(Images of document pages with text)
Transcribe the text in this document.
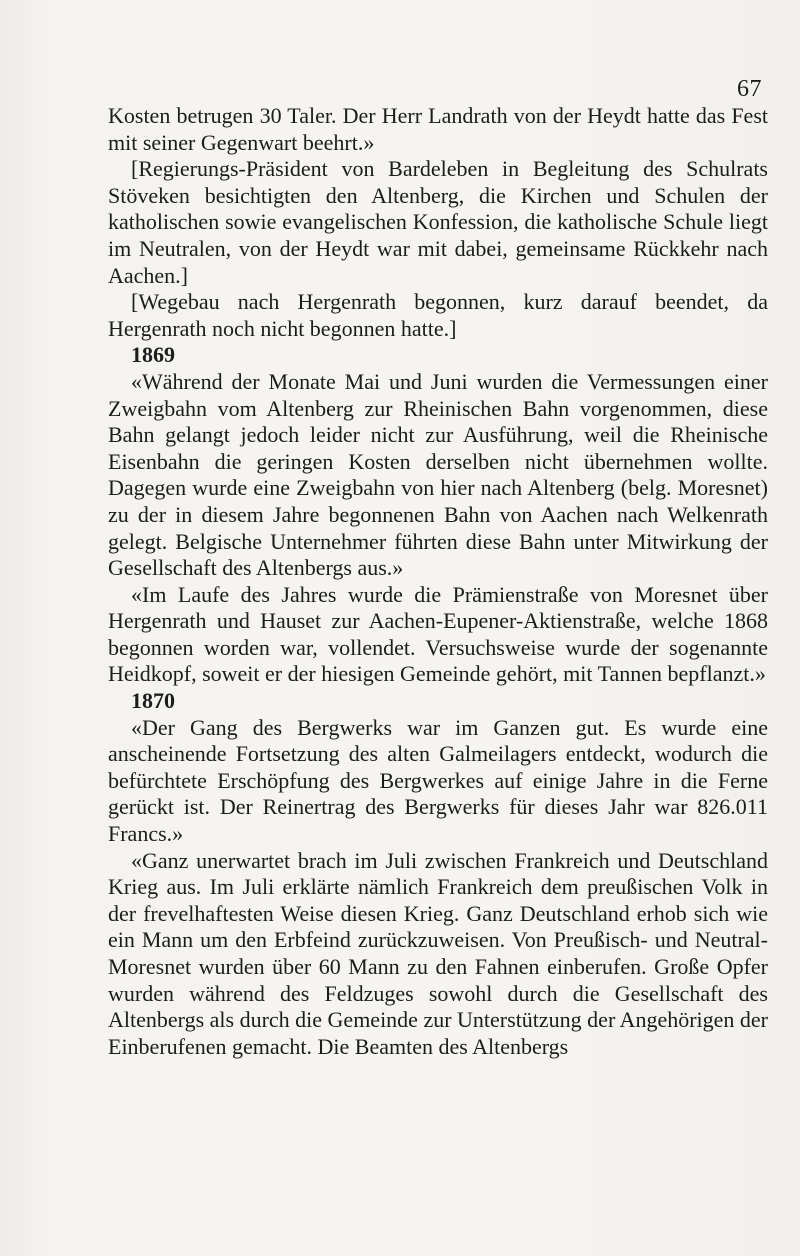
67

Kosten betrugen 30 Taler. Der Herr Landrath von der Heydt hatte das Fest mit seiner Gegenwart beehrt.»

[Regierungs-Präsident von Bardeleben in Begleitung des Schulrats Stöveken besichtigten den Altenberg, die Kirchen und Schulen der katholischen sowie evangelischen Konfession, die katholische Schule liegt im Neutralen, von der Heydt war mit dabei, gemeinsame Rückkehr nach Aachen.]

[Wegebau nach Hergenrath begonnen, kurz darauf beendet, da Hergenrath noch nicht begonnen hatte.]

1869

«Während der Monate Mai und Juni wurden die Vermessungen einer Zweigbahn vom Altenberg zur Rheinischen Bahn vorgenommen, diese Bahn gelangt jedoch leider nicht zur Ausführung, weil die Rheinische Eisenbahn die geringen Kosten derselben nicht übernehmen wollte. Dagegen wurde eine Zweigbahn von hier nach Altenberg (belg. Moresnet) zu der in diesem Jahre begonnenen Bahn von Aachen nach Welkenrath gelegt. Belgische Unternehmer führten diese Bahn unter Mitwirkung der Gesellschaft des Altenbergs aus.»

«Im Laufe des Jahres wurde die Prämienstraße von Moresnet über Hergenrath und Hauset zur Aachen-Eupener-Aktienstraße, welche 1868 begonnen worden war, vollendet. Versuchsweise wurde der sogenannte Heidkopf, soweit er der hiesigen Gemeinde gehört, mit Tannen bepflanzt.»

1870

«Der Gang des Bergwerks war im Ganzen gut. Es wurde eine anscheinende Fortsetzung des alten Galmeilagers entdeckt, wodurch die befürchtete Erschöpfung des Bergwerkes auf einige Jahre in die Ferne gerückt ist. Der Reinertrag des Bergwerks für dieses Jahr war 826.011 Francs.»

«Ganz unerwartet brach im Juli zwischen Frankreich und Deutschland Krieg aus. Im Juli erklärte nämlich Frankreich dem preußischen Volk in der frevelhaftesten Weise diesen Krieg. Ganz Deutschland erhob sich wie ein Mann um den Erbfeind zurückzuweisen. Von Preußisch- und Neutral-Moresnet wurden über 60 Mann zu den Fahnen einberufen. Große Opfer wurden während des Feldzuges sowohl durch die Gesellschaft des Altenbergs als durch die Gemeinde zur Unterstützung der Angehörigen der Einberufenen gemacht. Die Beamten des Altenbergs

__Work instruction__: Exclude all images and restate the records above word for word.

__Exercise output__:
Transcribe the text in this document.
67

Kosten betrugen 30 Taler. Der Herr Landrath von der Heydt hatte das Fest mit seiner Gegenwart beehrt.»

[Regierungs-Präsident von Bardeleben in Begleitung des Schulrats Stöveken besichtigten den Altenberg, die Kirchen und Schulen der katholischen sowie evangelischen Konfession, die katholische Schule liegt im Neutralen, von der Heydt war mit dabei, gemeinsame Rückkehr nach Aachen.]

[Wegebau nach Hergenrath begonnen, kurz darauf beendet, da Hergenrath noch nicht begonnen hatte.]

1869

«Während der Monate Mai und Juni wurden die Vermessungen einer Zweigbahn vom Altenberg zur Rheinischen Bahn vorgenommen, diese Bahn gelangt jedoch leider nicht zur Ausführung, weil die Rheinische Eisenbahn die geringen Kosten derselben nicht übernehmen wollte. Dagegen wurde eine Zweigbahn von hier nach Altenberg (belg. Moresnet) zu der in diesem Jahre begonnenen Bahn von Aachen nach Welkenrath gelegt. Belgische Unternehmer führten diese Bahn unter Mitwirkung der Gesellschaft des Altenbergs aus.»

«Im Laufe des Jahres wurde die Prämienstraße von Moresnet über Hergenrath und Hauset zur Aachen-Eupener-Aktienstraße, welche 1868 begonnen worden war, vollendet. Versuchsweise wurde der sogenannte Heidkopf, soweit er der hiesigen Gemeinde gehört, mit Tannen bepflanzt.»

1870

«Der Gang des Bergwerks war im Ganzen gut. Es wurde eine anscheinende Fortsetzung des alten Galmeilagers entdeckt, wodurch die befürchtete Erschöpfung des Bergwerkes auf einige Jahre in die Ferne gerückt ist. Der Reinertrag des Bergwerks für dieses Jahr war 826.011 Francs.»

«Ganz unerwartet brach im Juli zwischen Frankreich und Deutschland Krieg aus. Im Juli erklärte nämlich Frankreich dem preußischen Volk in der frevelhaftesten Weise diesen Krieg. Ganz Deutschland erhob sich wie ein Mann um den Erbfeind zurückzuweisen. Von Preußisch- und Neutral-Moresnet wurden über 60 Mann zu den Fahnen einberufen. Große Opfer wurden während des Feldzuges sowohl durch die Gesellschaft des Altenbergs als durch die Gemeinde zur Unterstützung der Angehörigen der Einberufenen gemacht. Die Beamten des Altenbergs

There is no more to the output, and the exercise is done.